─── EXTRACT ───

Skip to contents

The Generalised Gamma (GG, dist_type = 5) has three parameters: location (\(\mu\)), scale (\(\sigma\)/phi), and shape (\(Q\)/kappa). All datasets share a single (\(\sigma\), \(Q\)) pair, so the GG is only identifiable when datasets consistently imply the same distributional shape. If different studies show widely different coefficients of variation (CV = SD/mean), the sampler cannot find a coherent (\(\sigma\), \(Q\)) and will exhibit poor mixing or divergences.

Two fast, pre-fit checks are applied:

CV spread

Computes the CV for every dataset using moment approximations (same logic as update_phi_prior()). If max(CV) / min(CV) > cv_spread_threshold the CVs are too inconsistent to identify the extra GG parameter.

─── RECORDS PROVIDED ───

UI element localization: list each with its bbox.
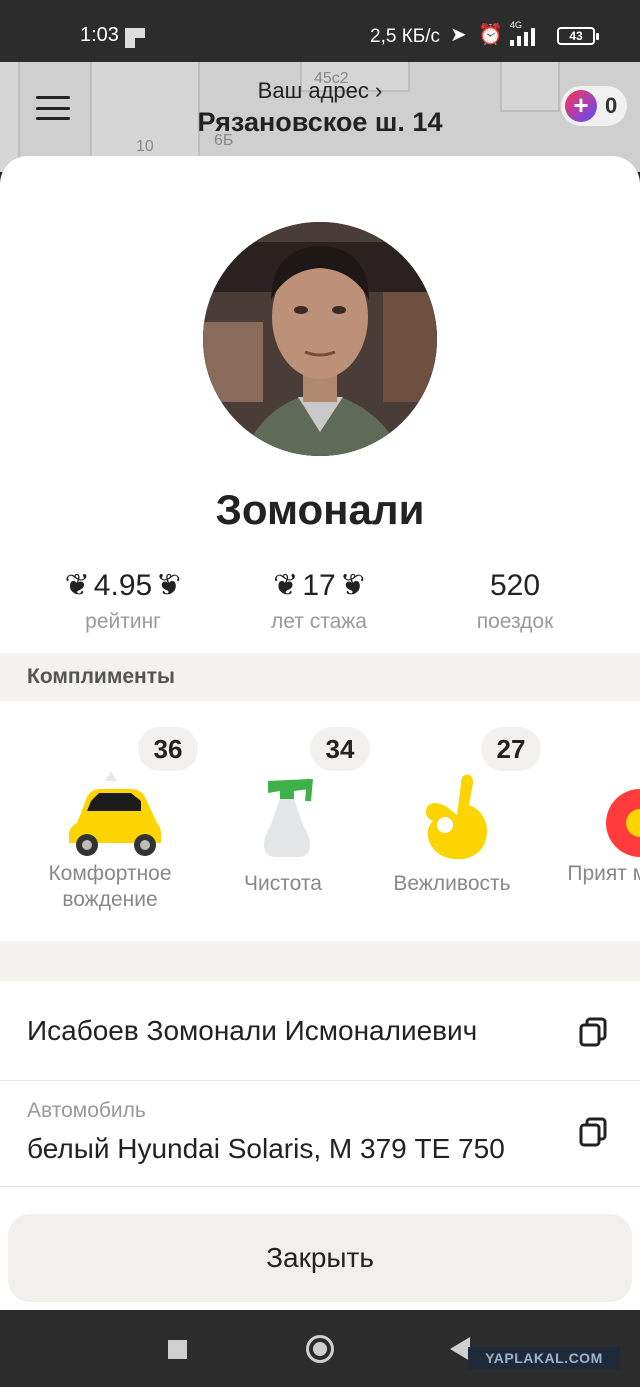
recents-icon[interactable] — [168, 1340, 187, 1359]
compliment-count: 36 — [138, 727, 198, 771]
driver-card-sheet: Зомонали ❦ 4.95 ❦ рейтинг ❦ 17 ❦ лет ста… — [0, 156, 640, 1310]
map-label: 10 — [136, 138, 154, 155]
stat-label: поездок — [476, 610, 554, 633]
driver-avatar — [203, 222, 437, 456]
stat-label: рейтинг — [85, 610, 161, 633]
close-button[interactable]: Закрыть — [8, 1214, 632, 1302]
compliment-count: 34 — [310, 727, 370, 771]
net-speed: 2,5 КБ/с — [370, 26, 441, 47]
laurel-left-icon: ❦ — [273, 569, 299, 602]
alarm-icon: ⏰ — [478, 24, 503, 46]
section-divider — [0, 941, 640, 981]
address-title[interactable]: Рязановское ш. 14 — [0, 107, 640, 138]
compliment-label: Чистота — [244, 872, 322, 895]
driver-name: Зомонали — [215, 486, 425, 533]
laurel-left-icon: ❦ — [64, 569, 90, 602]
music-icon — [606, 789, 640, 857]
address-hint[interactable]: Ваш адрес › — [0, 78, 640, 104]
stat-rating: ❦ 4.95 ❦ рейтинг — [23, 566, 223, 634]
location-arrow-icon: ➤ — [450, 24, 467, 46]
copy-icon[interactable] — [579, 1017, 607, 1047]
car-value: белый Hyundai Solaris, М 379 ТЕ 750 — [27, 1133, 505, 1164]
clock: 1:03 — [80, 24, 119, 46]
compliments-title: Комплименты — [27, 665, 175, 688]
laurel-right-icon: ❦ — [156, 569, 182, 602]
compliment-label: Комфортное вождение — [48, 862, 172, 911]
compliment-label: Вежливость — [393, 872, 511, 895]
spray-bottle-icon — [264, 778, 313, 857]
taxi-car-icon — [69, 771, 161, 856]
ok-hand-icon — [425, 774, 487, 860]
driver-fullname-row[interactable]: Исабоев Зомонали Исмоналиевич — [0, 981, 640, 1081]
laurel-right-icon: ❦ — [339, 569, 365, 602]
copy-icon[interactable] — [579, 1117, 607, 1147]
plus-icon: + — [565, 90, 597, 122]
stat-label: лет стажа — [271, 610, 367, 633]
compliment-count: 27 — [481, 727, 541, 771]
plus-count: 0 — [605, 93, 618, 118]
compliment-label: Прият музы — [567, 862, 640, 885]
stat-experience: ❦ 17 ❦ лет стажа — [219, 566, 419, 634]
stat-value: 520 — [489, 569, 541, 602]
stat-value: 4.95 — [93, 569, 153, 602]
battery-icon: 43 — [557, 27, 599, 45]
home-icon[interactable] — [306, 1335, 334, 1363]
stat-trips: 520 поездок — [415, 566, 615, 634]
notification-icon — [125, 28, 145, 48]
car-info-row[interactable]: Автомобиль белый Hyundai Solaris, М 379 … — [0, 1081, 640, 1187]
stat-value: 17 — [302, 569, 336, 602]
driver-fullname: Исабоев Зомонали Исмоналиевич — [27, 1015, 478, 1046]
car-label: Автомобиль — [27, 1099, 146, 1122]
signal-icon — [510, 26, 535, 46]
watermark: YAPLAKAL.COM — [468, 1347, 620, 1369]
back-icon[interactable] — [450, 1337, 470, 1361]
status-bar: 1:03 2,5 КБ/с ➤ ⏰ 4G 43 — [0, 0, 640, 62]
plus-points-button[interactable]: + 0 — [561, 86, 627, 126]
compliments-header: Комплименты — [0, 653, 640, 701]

───

WHAT IS NEEDED
Pick up the passage on the Generalised Gamma pre-fit checks after its last sentence and continue writing it. The listing comes from a separate source.

REPLY
Information richness

The \(Q\) parameter encodes tail behaviour beyond mean and variance. Datasets that supply only summary statistics (mean + SD, median + IQR, median + range) provide at most two moments and give weak leverage on \(Q\). If the fraction of datasets with frequency-table or interval-censored data (summary types 4 and 5) is below min_rich_fraction, the shape is too poorly constrained.

Usage

should_attempt_gg(
  datasets,
  cv_spread_threshold = 2.5,
  min_rich_fraction = 0.3,
  verbose = TRUE
)

Arguments

datasets

A named list of datasets in the format accepted by prepare_stan_data_from_datasets().

cv_spread_threshold

Numeric scalar (default 2.5). Maximum tolerated ratio of the largest to the smallest per-dataset CV. Increase to be more permissive, decrease to be stricter.

min_rich_fraction

Numeric scalar in (0, 1] (default 0.30). Minimum fraction of datasets that must be frequency-table or interval-censored (summary types 4 / 5). Set to 0 to disable this check.

verbose

Logical (default TRUE). Print a one-line verdict with the reason a check failed.

Value

TRUE if both checks pass (GG fitting is worth attempting), FALSE otherwise.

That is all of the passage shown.